**Objective:**
Search the entries below. Return every line that has "Total" in it.
>> Begin Stored data
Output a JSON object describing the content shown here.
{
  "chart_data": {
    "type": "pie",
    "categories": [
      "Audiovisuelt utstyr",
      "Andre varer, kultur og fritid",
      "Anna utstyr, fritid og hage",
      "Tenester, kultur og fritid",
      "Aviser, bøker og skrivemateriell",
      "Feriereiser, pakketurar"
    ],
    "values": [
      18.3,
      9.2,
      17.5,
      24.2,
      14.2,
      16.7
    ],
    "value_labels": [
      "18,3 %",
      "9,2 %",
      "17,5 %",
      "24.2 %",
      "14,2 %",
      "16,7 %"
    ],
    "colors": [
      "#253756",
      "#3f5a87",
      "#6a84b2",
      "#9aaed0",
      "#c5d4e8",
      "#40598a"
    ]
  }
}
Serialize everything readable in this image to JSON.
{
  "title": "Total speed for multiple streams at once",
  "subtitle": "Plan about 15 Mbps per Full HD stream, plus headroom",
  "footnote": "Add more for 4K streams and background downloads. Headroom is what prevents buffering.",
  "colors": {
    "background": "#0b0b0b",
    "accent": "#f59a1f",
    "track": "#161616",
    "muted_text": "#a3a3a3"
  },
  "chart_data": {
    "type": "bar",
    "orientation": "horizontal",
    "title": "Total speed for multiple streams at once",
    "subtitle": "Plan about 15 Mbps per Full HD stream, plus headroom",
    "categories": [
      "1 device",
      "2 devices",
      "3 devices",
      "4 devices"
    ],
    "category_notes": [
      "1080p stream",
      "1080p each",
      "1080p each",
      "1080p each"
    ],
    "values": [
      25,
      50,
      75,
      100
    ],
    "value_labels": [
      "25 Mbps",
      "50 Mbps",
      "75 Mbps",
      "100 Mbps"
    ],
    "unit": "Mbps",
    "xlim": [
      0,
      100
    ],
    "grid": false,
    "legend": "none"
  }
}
>> End Stored data
>> Begin Stored data
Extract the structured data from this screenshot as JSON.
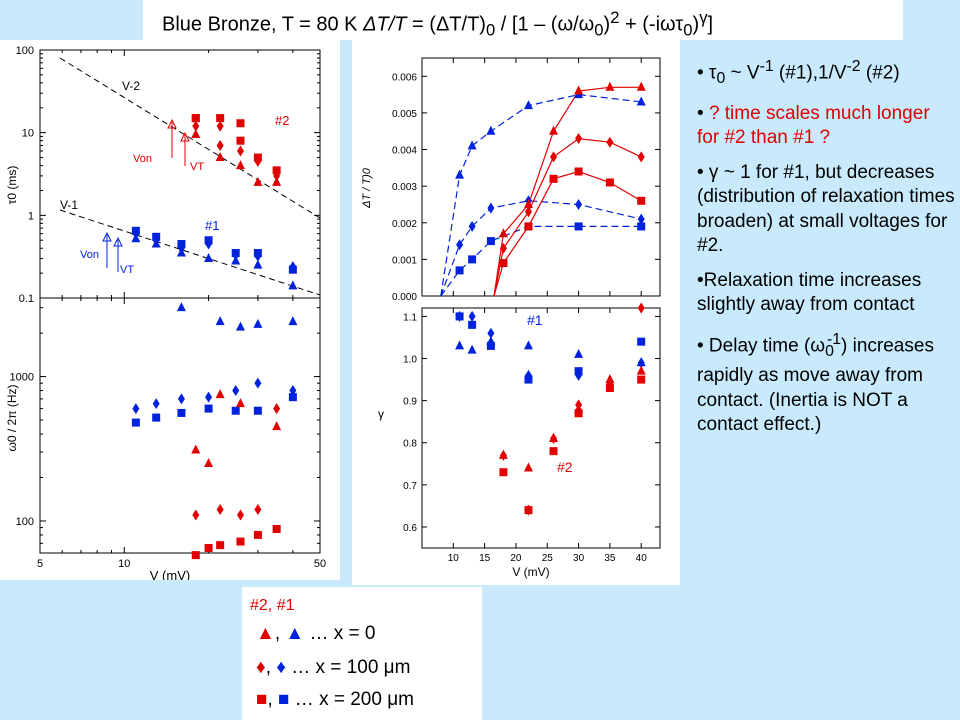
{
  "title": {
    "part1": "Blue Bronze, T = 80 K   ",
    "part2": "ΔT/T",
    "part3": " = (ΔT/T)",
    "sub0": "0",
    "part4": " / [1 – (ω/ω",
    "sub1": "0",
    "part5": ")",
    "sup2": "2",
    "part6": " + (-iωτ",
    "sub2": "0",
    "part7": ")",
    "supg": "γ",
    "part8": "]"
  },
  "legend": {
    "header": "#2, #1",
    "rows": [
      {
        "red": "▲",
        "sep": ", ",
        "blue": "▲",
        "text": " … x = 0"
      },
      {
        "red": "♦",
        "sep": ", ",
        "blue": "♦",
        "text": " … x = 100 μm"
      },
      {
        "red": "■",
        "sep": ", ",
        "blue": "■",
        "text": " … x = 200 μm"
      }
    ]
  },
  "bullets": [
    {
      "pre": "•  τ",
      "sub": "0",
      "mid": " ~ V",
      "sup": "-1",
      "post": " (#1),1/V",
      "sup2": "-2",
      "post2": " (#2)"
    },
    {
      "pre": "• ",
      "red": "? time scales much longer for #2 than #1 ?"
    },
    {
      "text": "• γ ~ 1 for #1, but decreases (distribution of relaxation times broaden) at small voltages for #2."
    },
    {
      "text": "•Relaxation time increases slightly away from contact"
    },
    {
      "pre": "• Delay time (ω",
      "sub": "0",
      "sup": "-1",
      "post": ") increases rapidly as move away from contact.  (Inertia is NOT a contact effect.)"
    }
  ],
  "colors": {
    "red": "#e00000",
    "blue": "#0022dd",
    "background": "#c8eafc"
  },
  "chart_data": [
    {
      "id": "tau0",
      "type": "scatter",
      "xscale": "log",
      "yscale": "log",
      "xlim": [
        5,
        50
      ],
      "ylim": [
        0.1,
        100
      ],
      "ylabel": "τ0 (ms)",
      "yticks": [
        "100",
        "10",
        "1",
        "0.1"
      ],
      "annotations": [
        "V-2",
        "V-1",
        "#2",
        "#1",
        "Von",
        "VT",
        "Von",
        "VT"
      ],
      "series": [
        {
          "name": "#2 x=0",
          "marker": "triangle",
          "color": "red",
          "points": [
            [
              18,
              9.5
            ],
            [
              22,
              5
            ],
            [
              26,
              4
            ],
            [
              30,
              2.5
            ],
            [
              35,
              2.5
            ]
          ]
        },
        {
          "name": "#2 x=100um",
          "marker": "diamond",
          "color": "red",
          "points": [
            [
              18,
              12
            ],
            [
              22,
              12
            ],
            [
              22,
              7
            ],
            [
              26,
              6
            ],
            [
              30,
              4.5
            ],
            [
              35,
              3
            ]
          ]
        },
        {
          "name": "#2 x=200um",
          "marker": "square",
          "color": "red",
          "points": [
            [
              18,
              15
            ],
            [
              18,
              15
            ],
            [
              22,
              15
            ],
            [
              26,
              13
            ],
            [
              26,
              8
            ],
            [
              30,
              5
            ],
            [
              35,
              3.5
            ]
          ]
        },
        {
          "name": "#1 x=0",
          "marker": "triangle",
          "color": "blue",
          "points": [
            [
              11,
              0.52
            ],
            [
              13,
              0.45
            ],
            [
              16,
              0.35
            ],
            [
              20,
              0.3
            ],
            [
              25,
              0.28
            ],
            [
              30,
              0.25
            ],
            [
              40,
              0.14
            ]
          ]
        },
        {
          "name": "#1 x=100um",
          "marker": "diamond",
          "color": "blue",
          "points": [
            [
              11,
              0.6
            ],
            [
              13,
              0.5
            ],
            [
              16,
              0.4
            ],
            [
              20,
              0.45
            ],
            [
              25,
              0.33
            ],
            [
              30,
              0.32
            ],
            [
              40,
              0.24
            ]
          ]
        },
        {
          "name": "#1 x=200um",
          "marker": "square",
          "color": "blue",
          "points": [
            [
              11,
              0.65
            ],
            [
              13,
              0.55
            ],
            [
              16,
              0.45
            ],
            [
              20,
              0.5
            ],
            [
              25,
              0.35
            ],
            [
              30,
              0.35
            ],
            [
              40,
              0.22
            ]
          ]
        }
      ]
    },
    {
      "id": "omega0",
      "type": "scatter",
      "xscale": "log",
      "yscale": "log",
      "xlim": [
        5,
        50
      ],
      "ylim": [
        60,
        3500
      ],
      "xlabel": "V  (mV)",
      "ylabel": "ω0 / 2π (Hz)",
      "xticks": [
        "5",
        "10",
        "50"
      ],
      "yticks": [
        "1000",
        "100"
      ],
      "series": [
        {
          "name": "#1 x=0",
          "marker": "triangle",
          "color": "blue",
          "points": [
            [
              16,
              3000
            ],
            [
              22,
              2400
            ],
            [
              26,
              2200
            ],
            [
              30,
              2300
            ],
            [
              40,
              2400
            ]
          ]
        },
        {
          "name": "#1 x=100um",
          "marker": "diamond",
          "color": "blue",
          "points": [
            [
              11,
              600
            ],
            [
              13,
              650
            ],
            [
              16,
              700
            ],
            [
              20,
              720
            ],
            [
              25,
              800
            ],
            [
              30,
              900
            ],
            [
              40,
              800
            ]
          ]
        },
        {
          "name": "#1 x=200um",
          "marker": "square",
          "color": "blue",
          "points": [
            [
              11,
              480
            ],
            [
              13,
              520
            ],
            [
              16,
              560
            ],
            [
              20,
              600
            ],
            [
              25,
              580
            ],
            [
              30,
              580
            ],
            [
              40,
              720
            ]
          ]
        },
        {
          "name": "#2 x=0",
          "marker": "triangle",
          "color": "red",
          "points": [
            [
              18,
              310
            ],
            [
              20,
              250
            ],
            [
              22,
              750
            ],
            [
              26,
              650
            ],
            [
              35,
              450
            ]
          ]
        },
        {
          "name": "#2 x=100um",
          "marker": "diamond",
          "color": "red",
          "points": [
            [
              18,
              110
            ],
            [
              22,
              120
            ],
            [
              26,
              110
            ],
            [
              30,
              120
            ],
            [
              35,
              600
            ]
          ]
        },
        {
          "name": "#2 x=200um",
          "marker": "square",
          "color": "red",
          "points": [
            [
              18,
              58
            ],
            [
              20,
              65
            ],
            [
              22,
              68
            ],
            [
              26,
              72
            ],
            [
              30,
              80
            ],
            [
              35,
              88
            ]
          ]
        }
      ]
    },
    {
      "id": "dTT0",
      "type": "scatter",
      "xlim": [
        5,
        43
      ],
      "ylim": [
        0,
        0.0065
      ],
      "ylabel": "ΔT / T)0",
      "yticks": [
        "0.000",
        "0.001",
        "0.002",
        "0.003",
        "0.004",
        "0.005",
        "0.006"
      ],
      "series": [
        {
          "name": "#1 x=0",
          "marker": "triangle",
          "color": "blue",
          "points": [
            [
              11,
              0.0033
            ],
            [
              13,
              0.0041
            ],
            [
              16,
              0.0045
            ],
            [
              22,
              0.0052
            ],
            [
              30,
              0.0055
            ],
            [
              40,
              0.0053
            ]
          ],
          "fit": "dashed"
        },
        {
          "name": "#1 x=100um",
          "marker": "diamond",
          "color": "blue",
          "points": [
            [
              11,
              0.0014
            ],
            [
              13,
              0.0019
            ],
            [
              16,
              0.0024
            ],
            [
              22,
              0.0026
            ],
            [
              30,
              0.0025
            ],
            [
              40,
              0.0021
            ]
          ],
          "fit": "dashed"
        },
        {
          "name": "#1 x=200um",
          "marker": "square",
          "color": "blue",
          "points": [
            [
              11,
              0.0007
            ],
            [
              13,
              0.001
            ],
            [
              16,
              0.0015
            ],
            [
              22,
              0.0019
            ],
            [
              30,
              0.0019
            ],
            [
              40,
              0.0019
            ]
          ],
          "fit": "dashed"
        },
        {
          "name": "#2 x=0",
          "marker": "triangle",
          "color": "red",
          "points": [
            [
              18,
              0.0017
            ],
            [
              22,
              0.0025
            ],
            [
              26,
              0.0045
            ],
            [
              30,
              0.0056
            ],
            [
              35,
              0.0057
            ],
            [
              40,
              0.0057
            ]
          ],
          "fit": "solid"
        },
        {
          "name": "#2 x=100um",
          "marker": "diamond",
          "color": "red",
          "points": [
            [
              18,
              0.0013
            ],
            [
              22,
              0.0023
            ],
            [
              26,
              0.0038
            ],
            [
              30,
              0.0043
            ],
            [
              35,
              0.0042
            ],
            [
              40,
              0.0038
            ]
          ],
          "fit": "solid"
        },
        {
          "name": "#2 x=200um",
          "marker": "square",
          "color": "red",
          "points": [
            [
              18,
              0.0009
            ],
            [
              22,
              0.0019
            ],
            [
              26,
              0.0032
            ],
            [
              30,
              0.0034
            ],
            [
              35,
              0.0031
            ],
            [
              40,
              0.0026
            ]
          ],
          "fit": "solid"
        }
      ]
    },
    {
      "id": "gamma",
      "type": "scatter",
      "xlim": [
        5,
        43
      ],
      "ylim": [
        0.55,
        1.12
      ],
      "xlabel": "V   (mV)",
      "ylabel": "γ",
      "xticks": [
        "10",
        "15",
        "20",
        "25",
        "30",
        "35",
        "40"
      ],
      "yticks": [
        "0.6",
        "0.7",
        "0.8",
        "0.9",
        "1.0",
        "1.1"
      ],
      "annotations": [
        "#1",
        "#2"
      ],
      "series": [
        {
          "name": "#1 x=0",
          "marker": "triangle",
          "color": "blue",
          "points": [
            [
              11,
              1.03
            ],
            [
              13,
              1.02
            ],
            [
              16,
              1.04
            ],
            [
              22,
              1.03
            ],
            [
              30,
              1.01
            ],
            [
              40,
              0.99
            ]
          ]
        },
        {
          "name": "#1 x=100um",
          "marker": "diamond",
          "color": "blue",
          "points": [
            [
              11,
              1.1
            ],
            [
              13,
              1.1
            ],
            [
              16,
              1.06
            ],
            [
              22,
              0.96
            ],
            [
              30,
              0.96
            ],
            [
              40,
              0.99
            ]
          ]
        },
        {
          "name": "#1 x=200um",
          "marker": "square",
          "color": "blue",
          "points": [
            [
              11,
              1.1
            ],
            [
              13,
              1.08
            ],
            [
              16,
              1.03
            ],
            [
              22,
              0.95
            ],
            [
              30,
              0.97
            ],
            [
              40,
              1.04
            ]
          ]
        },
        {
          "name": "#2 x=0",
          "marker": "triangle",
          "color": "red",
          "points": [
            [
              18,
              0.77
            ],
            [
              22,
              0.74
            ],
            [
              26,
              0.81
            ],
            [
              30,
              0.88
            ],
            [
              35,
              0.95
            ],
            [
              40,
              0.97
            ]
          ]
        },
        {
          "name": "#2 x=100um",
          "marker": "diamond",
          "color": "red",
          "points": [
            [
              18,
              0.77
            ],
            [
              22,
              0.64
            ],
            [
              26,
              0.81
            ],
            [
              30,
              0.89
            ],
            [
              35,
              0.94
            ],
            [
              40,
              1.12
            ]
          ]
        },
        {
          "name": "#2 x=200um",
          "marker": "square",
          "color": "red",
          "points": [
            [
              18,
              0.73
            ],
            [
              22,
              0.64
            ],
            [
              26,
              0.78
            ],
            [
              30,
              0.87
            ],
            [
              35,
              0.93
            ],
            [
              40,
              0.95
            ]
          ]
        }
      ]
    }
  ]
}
>> End Stored data
>> Begin Stored data
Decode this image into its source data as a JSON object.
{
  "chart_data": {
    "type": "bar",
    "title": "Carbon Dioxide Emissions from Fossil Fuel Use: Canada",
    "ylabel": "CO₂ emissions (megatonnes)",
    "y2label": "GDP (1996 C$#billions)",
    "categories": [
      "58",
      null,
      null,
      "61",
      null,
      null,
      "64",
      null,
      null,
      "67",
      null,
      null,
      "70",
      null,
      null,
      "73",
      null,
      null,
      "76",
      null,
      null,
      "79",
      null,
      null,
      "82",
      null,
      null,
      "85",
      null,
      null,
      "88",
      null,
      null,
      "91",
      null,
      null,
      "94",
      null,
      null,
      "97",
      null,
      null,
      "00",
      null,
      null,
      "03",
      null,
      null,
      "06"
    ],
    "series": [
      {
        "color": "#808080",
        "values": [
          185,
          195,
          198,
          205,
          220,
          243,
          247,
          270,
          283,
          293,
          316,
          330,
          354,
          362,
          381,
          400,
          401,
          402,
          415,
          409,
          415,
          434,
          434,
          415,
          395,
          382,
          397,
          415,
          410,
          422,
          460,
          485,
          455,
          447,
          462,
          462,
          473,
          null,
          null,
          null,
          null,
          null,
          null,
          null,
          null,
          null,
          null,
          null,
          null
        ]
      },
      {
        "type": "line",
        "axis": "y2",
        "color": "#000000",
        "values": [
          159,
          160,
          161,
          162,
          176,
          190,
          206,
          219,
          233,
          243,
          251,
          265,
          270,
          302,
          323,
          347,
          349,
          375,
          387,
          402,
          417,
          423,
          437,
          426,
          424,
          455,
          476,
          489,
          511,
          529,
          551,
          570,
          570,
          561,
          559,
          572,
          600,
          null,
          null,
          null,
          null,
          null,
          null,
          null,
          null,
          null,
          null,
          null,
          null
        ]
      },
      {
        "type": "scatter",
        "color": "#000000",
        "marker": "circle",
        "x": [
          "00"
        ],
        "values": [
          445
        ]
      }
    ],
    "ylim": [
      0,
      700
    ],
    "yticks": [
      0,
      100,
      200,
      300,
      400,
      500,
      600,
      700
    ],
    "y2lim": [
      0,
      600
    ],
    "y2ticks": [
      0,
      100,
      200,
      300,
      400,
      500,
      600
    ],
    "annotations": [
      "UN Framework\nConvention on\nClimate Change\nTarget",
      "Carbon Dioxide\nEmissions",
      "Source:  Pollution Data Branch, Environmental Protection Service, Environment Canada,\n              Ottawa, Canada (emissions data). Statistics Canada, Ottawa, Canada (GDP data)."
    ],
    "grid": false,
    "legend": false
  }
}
>> End Stored data
**Task solution:**
  "title": "Total speed for multiple streams at once",
    "title": "Total speed for multiple streams at once",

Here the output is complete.